| Work required |
Please state how many lines in the records contain the string "hours", with no words besides the number.

| Material supplied |
********
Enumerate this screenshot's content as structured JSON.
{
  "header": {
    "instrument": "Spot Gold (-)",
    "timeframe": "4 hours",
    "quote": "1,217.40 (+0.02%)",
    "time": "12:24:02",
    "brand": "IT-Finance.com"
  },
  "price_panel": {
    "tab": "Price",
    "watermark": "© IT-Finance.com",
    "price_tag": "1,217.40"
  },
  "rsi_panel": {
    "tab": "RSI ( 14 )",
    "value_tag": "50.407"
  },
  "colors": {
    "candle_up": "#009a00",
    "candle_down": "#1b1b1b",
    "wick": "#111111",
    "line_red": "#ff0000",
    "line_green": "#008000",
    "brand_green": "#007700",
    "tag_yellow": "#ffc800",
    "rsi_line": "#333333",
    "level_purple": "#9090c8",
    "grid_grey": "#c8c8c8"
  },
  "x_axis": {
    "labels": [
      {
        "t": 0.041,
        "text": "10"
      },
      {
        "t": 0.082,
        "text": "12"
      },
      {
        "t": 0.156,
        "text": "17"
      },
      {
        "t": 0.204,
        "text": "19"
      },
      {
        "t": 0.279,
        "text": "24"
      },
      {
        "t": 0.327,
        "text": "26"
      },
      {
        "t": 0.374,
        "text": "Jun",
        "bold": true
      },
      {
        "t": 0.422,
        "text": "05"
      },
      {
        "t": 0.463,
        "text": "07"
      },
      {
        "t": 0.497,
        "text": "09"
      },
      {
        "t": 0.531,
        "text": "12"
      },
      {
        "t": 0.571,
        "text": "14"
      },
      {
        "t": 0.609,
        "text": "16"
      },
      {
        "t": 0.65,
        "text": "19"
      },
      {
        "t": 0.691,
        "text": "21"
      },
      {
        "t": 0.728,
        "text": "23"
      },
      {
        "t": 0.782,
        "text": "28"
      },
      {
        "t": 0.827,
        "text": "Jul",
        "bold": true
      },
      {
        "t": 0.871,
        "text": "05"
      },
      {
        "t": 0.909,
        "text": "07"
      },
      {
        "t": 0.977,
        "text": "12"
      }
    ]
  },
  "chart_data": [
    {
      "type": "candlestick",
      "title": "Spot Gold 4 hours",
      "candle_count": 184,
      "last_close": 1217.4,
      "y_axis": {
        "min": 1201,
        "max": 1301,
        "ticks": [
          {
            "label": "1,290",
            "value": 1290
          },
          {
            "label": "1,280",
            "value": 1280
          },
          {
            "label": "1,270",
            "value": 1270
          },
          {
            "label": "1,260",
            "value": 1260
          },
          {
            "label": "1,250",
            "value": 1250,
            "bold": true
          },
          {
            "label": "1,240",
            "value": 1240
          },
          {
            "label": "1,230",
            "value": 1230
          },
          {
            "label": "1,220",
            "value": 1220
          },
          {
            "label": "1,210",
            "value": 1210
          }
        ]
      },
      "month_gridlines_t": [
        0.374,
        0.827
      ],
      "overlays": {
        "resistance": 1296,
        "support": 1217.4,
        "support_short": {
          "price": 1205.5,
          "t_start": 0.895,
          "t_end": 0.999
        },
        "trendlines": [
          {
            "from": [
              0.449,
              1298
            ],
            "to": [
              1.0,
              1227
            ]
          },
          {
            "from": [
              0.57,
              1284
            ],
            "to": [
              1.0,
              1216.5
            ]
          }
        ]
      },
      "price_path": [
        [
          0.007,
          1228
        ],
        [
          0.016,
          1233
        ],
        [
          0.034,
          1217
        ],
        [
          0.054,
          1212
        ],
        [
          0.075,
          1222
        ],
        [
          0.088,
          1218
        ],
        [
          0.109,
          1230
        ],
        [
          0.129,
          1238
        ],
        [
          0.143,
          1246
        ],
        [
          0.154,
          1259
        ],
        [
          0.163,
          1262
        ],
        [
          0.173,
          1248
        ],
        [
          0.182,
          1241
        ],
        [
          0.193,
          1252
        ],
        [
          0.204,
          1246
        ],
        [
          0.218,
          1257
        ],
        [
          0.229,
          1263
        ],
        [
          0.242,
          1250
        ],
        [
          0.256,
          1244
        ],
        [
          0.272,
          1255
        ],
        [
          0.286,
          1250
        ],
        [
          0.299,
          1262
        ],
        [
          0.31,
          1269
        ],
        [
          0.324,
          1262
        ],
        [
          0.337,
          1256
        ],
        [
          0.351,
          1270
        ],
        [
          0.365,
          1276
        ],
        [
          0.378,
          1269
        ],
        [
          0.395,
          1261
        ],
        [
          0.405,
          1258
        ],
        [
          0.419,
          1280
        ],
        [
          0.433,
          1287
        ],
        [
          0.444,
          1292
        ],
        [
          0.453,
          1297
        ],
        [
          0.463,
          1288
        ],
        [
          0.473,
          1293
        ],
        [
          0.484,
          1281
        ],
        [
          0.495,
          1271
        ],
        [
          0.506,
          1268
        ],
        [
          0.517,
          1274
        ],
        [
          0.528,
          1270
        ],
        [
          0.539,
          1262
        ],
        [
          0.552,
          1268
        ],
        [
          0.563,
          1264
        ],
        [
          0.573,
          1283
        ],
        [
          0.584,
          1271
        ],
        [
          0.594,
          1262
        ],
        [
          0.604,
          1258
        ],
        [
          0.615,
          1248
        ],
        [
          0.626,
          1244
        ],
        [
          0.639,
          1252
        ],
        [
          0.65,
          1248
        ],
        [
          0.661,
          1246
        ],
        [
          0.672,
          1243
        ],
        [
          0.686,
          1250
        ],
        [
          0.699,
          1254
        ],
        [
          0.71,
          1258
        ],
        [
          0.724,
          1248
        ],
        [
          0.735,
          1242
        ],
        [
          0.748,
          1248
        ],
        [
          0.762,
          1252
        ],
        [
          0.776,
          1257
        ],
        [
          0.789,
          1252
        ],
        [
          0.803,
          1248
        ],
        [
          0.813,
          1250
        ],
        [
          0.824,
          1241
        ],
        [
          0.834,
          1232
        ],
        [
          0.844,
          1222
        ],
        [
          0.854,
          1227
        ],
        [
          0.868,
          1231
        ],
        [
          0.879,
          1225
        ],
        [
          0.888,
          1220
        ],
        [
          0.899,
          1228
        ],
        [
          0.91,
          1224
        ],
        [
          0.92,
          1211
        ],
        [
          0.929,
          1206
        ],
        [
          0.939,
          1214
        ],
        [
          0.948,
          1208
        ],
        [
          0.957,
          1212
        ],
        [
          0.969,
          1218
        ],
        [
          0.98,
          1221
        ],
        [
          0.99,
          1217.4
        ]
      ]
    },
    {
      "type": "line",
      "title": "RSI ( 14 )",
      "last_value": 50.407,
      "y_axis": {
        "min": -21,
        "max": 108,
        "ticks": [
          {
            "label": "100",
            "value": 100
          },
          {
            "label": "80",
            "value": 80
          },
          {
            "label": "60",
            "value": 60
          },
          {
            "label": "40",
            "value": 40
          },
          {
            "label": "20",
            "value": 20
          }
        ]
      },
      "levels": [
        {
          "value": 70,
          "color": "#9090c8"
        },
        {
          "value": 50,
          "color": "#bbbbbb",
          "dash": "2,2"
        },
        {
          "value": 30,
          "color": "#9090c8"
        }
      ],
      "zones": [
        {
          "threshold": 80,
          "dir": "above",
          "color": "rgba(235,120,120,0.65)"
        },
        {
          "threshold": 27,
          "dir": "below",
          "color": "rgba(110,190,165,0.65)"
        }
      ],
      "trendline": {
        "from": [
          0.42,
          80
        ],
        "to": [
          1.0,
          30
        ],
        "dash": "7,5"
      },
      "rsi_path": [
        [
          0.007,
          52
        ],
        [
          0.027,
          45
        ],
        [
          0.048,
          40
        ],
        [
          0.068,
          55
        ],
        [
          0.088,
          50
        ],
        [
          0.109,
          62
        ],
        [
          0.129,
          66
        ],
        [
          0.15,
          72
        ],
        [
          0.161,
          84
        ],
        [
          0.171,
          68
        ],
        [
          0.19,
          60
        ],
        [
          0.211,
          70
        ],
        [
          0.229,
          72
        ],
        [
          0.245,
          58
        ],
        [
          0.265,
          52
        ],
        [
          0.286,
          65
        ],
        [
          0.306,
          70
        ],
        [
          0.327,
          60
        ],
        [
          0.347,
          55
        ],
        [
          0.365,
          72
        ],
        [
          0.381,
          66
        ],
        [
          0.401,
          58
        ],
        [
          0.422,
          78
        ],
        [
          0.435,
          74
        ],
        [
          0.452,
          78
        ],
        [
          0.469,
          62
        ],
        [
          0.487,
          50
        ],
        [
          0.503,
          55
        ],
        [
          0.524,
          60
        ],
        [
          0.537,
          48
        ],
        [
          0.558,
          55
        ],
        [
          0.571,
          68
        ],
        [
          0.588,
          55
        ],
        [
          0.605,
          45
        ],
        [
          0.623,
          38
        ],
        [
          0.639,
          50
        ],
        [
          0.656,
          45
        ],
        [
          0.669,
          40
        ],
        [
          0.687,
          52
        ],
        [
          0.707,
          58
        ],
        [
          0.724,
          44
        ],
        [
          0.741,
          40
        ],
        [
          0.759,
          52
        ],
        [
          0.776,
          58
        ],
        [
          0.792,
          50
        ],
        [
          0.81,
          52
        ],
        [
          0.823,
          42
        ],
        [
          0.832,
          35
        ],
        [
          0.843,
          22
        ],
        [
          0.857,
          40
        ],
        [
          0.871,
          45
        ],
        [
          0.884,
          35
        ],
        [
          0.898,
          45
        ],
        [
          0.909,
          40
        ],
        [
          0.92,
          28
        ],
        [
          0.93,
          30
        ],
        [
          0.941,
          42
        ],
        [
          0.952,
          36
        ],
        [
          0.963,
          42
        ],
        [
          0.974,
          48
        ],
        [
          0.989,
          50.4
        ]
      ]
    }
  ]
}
********
| Problem solution |
2